[begin Extracted data]

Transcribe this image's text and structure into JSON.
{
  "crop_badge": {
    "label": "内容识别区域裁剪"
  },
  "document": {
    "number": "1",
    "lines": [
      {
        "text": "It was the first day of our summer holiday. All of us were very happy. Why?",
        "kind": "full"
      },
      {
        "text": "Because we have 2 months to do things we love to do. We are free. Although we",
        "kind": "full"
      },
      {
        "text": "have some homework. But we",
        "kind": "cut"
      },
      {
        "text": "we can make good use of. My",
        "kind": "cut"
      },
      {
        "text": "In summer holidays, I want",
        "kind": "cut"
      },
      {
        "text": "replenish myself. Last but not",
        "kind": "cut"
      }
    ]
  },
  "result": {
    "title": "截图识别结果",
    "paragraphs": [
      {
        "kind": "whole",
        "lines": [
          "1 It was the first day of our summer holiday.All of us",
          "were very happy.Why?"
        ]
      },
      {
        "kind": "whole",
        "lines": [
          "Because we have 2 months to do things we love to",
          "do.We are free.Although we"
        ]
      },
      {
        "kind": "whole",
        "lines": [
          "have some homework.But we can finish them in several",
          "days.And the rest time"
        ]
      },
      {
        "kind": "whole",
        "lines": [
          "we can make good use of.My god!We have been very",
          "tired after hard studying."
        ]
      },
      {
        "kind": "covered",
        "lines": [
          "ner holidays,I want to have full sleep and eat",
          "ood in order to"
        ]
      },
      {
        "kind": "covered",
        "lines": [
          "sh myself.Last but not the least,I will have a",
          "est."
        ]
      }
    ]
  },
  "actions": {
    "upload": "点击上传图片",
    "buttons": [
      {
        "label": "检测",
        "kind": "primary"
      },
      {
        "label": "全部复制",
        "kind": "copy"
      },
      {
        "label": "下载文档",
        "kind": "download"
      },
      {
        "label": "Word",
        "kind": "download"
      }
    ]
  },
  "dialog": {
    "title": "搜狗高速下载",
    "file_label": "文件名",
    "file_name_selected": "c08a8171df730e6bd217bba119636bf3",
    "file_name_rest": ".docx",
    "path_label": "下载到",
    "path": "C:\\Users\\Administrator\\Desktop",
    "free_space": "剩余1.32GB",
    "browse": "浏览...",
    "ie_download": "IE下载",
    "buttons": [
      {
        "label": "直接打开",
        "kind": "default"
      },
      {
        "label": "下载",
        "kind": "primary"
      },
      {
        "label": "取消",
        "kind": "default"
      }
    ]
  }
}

[end Extracted data]

● Written request
Gather from the entries above all lines that include the string "want".

● The completed task
        "text": "In summer holidays, I want",
          "ner holidays,I want to have full sleep and eat",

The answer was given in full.